Stored records

******

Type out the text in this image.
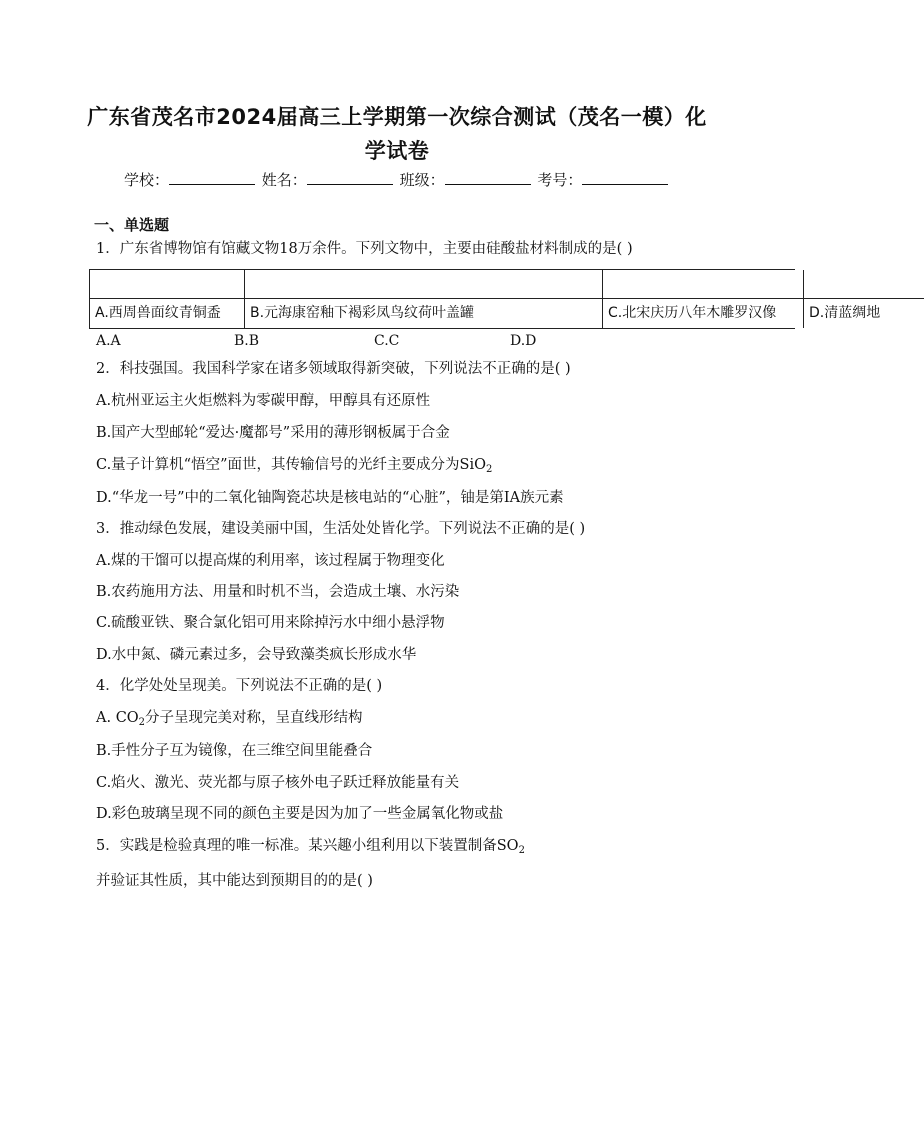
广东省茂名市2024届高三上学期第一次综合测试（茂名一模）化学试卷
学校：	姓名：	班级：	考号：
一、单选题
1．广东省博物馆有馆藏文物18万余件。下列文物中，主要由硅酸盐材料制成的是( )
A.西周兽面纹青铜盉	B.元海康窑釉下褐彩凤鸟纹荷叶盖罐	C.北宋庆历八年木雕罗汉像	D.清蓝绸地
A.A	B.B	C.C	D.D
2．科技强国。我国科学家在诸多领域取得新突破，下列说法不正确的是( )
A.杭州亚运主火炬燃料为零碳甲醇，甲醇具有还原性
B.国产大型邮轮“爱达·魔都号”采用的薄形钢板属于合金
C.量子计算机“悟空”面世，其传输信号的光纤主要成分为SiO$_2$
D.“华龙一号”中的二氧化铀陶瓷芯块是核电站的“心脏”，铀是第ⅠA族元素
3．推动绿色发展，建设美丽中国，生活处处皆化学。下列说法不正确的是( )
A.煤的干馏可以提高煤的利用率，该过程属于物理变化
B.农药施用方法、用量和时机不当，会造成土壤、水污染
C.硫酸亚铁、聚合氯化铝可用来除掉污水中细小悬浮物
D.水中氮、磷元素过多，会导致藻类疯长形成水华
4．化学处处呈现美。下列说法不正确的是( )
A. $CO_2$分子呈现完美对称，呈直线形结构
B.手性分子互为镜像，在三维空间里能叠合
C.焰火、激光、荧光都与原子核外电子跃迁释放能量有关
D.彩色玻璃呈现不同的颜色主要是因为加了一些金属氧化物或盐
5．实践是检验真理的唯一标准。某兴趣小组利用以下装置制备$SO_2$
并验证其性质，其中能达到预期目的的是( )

******

Exercise details:
Return each line of the data, keeping its wording exact and omitting pictures.

Task solution:
Type out the text in this image.
广东省茂名市2024届高三上学期第一次综合测试（茂名一模）化学试卷
学校：	姓名：	班级：	考号：
一、单选题
1．广东省博物馆有馆藏文物18万余件。下列文物中，主要由硅酸盐材料制成的是( )
A.西周兽面纹青铜盉	B.元海康窑釉下褐彩凤鸟纹荷叶盖罐	C.北宋庆历八年木雕罗汉像	D.清蓝绸地
A.A	B.B	C.C	D.D
2．科技强国。我国科学家在诸多领域取得新突破，下列说法不正确的是( )
A.杭州亚运主火炬燃料为零碳甲醇，甲醇具有还原性
B.国产大型邮轮“爱达·魔都号”采用的薄形钢板属于合金
C.量子计算机“悟空”面世，其传输信号的光纤主要成分为SiO$_2$
D.“华龙一号”中的二氧化铀陶瓷芯块是核电站的“心脏”，铀是第ⅠA族元素
3．推动绿色发展，建设美丽中国，生活处处皆化学。下列说法不正确的是( )
A.煤的干馏可以提高煤的利用率，该过程属于物理变化
B.农药施用方法、用量和时机不当，会造成土壤、水污染
C.硫酸亚铁、聚合氯化铝可用来除掉污水中细小悬浮物
D.水中氮、磷元素过多，会导致藻类疯长形成水华
4．化学处处呈现美。下列说法不正确的是( )
A. $CO_2$分子呈现完美对称，呈直线形结构
B.手性分子互为镜像，在三维空间里能叠合
C.焰火、激光、荧光都与原子核外电子跃迁释放能量有关
D.彩色玻璃呈现不同的颜色主要是因为加了一些金属氧化物或盐
5．实践是检验真理的唯一标准。某兴趣小组利用以下装置制备$SO_2$
并验证其性质，其中能达到预期目的的是( )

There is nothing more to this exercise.